PROBLEM DETAILS: Copy each line where the word "Beleza" occurs.

— Begin RECORDS SUPPLIED —

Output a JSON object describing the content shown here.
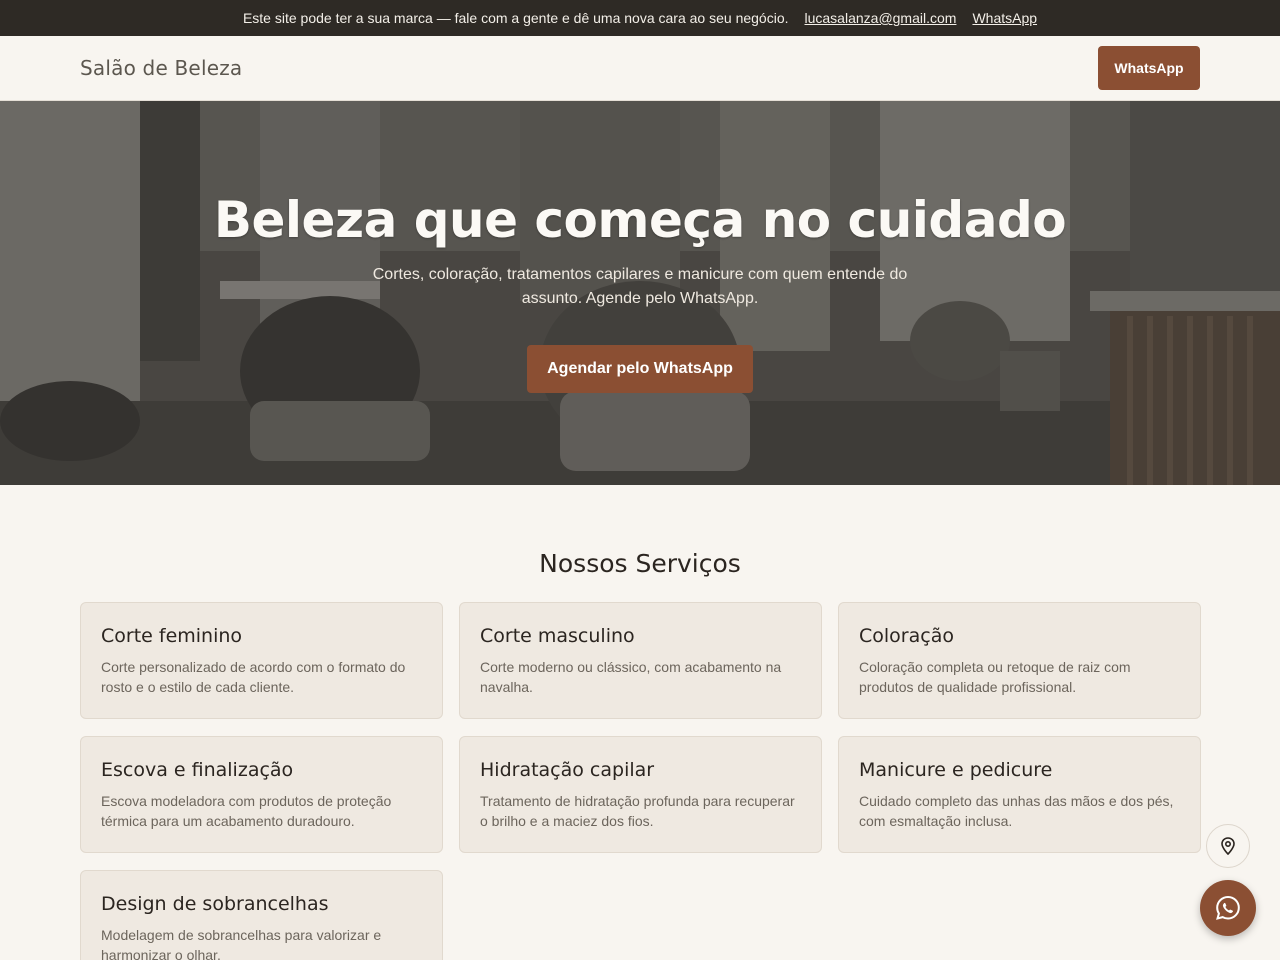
{
  "topbar": {
    "message": "Este site pode ter a sua marca — fale com a gente e dê uma nova cara ao seu negócio.",
    "email": "lucasalanza@gmail.com",
    "whatsapp_link": "WhatsApp"
  },
  "header": {
    "brand": "Salão de Beleza",
    "whatsapp_button": "WhatsApp"
  },
  "hero": {
    "title": "Beleza que começa no cuidado",
    "subtitle": "Cortes, coloração, tratamentos capilares e manicure com quem entende do assunto. Agende pelo WhatsApp.",
    "cta": "Agendar pelo WhatsApp"
  },
  "services": {
    "heading": "Nossos Serviços",
    "items": [
      {
        "title": "Corte feminino",
        "desc": "Corte personalizado de acordo com o formato do rosto e o estilo de cada cliente."
      },
      {
        "title": "Corte masculino",
        "desc": "Corte moderno ou clássico, com acabamento na navalha."
      },
      {
        "title": "Coloração",
        "desc": "Coloração completa ou retoque de raiz com produtos de qualidade profissional."
      },
      {
        "title": "Escova e finalização",
        "desc": "Escova modeladora com produtos de proteção térmica para um acabamento duradouro."
      },
      {
        "title": "Hidratação capilar",
        "desc": "Tratamento de hidratação profunda para recuperar o brilho e a maciez dos fios."
      },
      {
        "title": "Manicure e pedicure",
        "desc": "Cuidado completo das unhas das mãos e dos pés, com esmaltação inclusa."
      },
      {
        "title": "Design de sobrancelhas",
        "desc": "Modelagem de sobrancelhas para valorizar e harmonizar o olhar."
      }
    ]
  },
  "floating": {
    "location_icon": "map-pin-icon",
    "whatsapp_icon": "whatsapp-icon"
  },
  "colors": {
    "accent": "#8b4f33",
    "topbar": "#2e2a25",
    "background": "#f8f5f0",
    "card": "#efe9e1"
  }
}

— End RECORDS SUPPLIED —

THE SOLUTION:
    "brand": "Salão de Beleza",
    "title": "Beleza que começa no cuidado",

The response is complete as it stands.